Written instruction A :: In the FTP client pool thread, after how many seconds of inactivity are clients removed from the pool?
Written instruction B :: Can you rewrite the records from their start through the line with "minimize-icon[interactable]: [428, 38, 448, 58]", swapping "screenshot" for "image" and changing nothing else? Leave the pictures out.

Provided text ::
If a reconnect is needed, the command that fails because of a close control connection is "stashed". queued, pushed, whatever you want to call it. On successful reconnect, the command environment is restored and then the stashed command is attempted again. You should see this in the log.

Unless you post a complete log, this is all I can do at this moment given the available information. But maybe we can go step by step...

Adhara3 commented 2 months ago

Hi,

first of all, thanks a lot for the reply. I understand that the provided logs are not detailed, but this is all I've got at the moment.

A bit of context now. The server is on an embedded custom system (i do NOT own) and it is very fragile so I have a client pool to avoid spawning to many connections. The GUIDs you see in the logs are identifying such pooled clients. 09-18 19:46:57.162 DEBUG FtpLogger Using client 119a61a653d84b53a8d6b16083bd4c20

Clients are removed from the pool after 30 seconds of inactivity. I usually have 1, max 2 clients active in the pool. What happens here is that one of them is basically stuck, every request is failing but being the only one in the pool I'm screwed (I will add a policy that a client is removed from the pool after N consecutive failures). So logs are are not redacted, there is nothing else going on, those are the successive calls to the same client I'm talking about and they all fail.

I use a client mainly to:

send custom periodic commands (e.g status)
request FileList and download file (this happens every N minutes, so quite rare)

09-18 19:46:57.162 DEBUG FtpLogger Response: 20 Daq FTP Server ready. 
09-18 19:46:57.162 INFO  FtpLogger Response: 530 Please login with USER and PASS. [<1ms]

This is exacly how it appears in the log. Other occurrences in the log of the Daq FTP Server ready do return 220. Could it be that we lost a byte in the reading buffer? (just wondering, it could be that the server returned the wrong code)

Items ::

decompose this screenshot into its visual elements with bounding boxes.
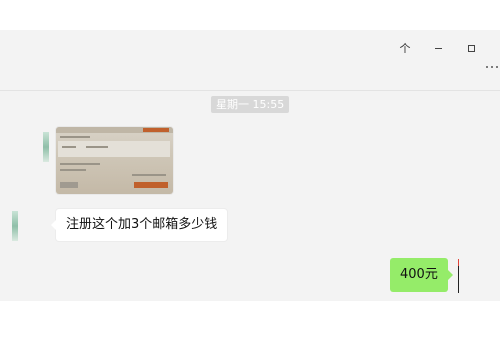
avatar[interactable]: [12, 211, 18, 241]
avatar[interactable]: [43, 132, 49, 162]
more-options-icon[interactable]: [486, 62, 500, 72]
pin-icon[interactable]: 个: [395, 38, 415, 58]
minimize-icon[interactable]: [428, 38, 448, 58]
image-message[interactable]: [56, 127, 173, 194]
sent-message-bubble[interactable]: 400元: [390, 258, 453, 292]
maximize-icon[interactable]: [461, 38, 481, 58]
timestamp-badge: 星期一 15:55: [211, 96, 290, 113]
text-cursor: [458, 259, 459, 293]
title-bar: 个: [0, 30, 500, 91]
chat-area[interactable]: 星期一 15:55 注册这个加3个邮箱多少钱 400元: [0, 91, 500, 301]
received-message-bubble[interactable]: 注册这个加3个邮箱多少钱: [50, 209, 228, 241]
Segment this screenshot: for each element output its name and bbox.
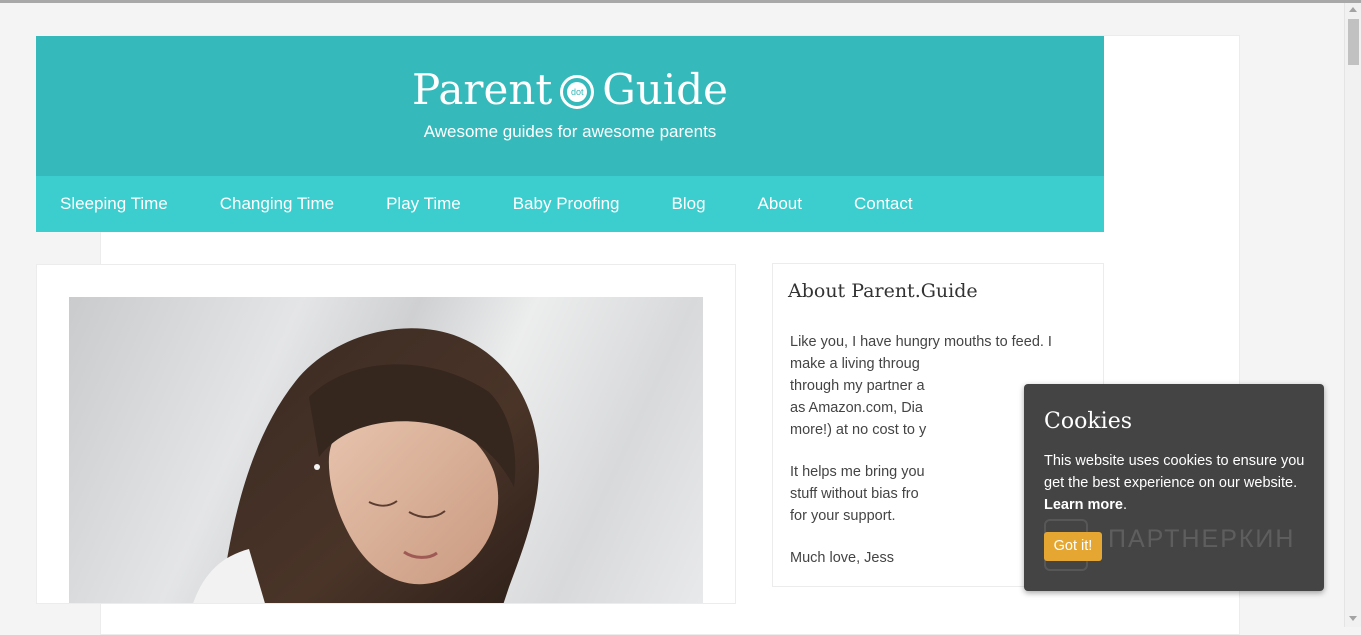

Task response A :: 30 seconds

Task response B ::
decompose this image into its visual elements with bounding boxes.
avatar[interactable]: [12, 211, 18, 241]
avatar[interactable]: [43, 132, 49, 162]
more-options-icon[interactable]: [486, 62, 500, 72]
pin-icon[interactable]: 个: [395, 38, 415, 58]
minimize-icon[interactable]: [428, 38, 448, 58]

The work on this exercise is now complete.